The exercise asks you to copy every line below in which "life" appears.

[Collected data]
*****
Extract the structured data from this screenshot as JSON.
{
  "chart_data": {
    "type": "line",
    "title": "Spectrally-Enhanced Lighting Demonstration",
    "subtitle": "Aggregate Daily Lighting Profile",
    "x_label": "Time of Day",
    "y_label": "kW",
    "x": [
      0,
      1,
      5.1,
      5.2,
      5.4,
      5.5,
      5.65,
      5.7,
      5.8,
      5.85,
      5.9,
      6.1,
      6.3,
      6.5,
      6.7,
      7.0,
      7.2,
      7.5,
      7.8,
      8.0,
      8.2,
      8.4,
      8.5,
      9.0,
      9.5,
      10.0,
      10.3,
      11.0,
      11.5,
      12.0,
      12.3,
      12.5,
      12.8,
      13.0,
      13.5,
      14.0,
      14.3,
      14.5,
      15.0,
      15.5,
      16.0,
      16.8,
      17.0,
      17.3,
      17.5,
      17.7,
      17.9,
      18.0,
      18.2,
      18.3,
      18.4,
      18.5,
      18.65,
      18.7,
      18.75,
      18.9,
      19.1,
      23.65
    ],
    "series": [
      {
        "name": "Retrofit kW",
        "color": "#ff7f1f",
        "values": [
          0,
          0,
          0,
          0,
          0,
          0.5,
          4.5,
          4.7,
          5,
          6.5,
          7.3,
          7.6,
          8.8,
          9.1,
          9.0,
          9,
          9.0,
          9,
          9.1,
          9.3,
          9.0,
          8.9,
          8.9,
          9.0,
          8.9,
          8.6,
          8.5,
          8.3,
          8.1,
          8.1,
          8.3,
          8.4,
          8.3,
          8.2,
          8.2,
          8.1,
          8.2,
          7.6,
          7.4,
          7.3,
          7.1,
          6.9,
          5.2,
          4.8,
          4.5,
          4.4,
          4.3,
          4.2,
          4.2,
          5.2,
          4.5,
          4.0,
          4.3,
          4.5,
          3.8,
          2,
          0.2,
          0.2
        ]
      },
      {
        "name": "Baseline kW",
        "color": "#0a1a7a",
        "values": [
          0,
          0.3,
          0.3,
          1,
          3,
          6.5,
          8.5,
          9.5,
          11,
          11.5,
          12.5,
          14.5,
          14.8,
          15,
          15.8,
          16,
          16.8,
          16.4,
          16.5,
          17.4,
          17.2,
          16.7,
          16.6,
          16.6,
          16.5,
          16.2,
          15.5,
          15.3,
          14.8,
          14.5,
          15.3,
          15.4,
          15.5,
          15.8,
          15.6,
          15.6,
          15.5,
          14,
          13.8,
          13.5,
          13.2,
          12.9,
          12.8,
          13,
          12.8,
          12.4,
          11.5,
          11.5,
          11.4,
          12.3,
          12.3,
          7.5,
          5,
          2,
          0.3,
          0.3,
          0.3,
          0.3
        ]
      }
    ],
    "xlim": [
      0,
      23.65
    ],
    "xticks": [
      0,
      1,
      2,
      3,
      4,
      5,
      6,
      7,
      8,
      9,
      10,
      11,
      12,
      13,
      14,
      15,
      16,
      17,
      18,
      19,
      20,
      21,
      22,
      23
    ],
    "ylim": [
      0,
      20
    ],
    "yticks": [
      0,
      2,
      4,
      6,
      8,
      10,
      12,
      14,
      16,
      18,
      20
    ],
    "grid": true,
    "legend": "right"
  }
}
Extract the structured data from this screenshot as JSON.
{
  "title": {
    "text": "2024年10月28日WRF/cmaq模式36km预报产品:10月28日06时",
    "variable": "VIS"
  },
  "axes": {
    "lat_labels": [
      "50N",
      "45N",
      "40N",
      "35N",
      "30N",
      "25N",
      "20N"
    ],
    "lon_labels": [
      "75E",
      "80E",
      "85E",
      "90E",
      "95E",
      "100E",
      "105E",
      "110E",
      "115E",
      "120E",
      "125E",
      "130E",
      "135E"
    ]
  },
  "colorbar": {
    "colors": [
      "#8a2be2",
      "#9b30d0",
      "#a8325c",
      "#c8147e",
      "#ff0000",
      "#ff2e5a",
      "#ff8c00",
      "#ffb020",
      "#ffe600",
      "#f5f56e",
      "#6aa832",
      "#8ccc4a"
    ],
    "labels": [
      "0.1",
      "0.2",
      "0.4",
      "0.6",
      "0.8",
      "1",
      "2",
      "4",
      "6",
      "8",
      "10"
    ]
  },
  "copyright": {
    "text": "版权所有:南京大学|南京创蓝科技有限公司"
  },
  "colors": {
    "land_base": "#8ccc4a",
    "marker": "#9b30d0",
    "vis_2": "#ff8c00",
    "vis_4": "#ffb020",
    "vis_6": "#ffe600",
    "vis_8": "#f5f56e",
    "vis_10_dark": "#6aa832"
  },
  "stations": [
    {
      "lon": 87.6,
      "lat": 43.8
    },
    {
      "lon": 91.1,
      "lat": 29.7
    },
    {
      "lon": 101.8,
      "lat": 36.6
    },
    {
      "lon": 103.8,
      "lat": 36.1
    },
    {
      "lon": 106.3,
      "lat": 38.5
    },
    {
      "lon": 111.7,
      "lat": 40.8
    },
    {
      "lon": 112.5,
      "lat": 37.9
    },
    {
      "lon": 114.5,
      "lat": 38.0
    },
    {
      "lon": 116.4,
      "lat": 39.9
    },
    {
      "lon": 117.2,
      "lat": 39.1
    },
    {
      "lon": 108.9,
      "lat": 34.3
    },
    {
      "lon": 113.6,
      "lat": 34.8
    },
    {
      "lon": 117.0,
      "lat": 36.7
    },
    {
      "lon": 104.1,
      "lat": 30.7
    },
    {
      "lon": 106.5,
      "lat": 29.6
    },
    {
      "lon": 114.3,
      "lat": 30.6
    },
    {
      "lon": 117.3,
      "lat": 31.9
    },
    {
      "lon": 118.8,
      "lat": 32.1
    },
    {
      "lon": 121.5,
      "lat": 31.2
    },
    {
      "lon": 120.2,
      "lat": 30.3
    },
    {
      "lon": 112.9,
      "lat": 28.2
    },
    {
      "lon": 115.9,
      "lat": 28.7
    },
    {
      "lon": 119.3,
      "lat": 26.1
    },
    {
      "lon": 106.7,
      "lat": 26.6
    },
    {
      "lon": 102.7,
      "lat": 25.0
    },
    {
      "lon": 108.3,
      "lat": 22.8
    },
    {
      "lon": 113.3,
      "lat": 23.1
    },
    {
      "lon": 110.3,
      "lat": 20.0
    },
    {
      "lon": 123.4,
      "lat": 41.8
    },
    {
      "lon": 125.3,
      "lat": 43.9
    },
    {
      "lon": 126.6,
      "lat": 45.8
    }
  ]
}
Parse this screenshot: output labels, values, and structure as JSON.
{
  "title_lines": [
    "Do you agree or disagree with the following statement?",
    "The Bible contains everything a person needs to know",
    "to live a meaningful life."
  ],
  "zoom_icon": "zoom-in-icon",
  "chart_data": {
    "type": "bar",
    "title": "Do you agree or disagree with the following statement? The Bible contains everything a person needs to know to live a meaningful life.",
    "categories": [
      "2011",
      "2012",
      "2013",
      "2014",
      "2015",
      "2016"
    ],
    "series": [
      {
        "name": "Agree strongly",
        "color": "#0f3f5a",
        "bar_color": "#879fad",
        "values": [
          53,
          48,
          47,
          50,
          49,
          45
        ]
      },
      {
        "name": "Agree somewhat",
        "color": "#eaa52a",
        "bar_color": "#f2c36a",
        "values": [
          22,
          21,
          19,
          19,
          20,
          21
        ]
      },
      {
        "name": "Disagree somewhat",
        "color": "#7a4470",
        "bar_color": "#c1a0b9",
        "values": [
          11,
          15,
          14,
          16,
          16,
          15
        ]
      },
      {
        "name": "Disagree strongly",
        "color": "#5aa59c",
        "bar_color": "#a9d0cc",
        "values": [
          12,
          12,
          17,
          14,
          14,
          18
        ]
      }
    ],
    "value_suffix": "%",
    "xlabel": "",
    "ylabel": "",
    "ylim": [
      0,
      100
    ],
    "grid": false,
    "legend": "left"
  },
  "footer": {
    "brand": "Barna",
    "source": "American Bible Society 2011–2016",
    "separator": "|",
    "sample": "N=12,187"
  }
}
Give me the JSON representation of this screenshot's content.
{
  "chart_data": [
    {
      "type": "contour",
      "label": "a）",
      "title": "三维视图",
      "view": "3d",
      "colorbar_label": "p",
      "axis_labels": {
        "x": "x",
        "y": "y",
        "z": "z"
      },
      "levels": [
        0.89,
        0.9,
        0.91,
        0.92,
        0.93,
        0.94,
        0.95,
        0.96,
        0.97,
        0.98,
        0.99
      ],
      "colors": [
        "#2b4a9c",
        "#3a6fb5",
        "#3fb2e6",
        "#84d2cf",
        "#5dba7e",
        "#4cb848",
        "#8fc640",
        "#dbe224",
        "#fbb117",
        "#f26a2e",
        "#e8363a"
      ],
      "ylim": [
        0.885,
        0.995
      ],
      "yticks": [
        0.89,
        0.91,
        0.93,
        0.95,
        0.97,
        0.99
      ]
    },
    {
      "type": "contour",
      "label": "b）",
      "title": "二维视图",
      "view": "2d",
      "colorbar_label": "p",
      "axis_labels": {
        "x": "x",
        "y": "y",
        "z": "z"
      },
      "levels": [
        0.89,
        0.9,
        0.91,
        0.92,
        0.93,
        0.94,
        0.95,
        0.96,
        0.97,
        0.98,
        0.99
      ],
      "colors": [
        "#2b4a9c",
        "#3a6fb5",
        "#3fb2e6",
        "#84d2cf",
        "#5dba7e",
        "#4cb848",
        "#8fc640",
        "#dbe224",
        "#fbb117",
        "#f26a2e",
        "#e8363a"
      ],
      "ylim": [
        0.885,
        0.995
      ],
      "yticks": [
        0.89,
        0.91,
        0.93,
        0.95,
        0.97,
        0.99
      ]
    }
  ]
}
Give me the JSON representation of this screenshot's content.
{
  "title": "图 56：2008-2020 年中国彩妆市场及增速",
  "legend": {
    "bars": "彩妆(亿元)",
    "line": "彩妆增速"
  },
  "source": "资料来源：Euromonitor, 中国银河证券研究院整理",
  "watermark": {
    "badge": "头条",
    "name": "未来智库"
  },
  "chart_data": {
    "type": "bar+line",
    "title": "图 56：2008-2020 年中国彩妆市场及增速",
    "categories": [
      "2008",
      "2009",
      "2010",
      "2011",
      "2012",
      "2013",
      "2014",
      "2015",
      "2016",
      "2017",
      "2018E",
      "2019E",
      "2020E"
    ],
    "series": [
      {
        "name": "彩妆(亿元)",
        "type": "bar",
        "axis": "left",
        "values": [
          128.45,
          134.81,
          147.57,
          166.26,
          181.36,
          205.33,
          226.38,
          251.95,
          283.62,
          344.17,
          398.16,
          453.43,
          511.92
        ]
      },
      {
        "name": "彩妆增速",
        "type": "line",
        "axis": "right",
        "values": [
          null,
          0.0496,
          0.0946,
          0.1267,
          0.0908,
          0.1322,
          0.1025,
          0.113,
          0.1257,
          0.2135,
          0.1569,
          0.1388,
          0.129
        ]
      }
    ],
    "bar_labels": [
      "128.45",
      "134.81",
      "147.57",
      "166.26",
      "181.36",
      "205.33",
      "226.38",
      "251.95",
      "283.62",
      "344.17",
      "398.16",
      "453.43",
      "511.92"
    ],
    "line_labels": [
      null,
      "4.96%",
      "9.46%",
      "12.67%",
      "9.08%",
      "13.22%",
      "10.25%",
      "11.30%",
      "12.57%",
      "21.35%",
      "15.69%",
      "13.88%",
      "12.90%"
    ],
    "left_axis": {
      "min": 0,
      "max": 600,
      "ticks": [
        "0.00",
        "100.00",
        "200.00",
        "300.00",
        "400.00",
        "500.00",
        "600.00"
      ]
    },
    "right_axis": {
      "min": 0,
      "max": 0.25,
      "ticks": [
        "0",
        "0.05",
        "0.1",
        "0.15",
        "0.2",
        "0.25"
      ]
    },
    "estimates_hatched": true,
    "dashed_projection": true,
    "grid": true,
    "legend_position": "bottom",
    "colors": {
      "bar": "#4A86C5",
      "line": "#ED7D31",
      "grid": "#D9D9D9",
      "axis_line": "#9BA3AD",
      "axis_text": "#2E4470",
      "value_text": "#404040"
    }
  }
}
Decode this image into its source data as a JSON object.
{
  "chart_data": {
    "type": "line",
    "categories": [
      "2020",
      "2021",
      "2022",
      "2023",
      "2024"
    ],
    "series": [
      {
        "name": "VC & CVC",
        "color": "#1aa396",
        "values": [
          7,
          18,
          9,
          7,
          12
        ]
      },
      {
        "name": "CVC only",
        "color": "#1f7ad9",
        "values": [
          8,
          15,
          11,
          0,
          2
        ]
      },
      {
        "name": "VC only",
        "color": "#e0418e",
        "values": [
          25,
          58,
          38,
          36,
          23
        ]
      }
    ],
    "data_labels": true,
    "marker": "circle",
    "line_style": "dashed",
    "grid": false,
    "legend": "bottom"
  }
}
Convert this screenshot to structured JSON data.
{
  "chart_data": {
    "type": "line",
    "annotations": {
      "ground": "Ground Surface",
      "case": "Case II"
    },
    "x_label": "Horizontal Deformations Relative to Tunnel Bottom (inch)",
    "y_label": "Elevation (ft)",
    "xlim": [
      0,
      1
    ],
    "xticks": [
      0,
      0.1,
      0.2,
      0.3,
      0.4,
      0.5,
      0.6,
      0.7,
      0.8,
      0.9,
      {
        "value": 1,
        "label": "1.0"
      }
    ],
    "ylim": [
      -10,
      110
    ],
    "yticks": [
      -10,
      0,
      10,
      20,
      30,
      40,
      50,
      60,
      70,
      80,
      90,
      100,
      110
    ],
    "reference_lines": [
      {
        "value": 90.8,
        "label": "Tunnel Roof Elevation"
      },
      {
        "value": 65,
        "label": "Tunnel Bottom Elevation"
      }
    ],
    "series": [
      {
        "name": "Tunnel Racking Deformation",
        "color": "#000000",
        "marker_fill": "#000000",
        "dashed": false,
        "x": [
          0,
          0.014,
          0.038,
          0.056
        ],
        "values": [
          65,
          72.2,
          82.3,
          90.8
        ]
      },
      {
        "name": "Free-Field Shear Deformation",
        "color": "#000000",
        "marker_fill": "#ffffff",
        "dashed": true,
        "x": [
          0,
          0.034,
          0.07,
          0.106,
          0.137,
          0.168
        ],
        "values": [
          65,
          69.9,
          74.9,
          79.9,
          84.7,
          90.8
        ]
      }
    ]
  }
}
*****
• _COMPLETE ANSWER_
    "to live a meaningful life."
    "title": "Do you agree or disagree with the following statement? The Bible contains everything a person needs to know to live a meaningful life.",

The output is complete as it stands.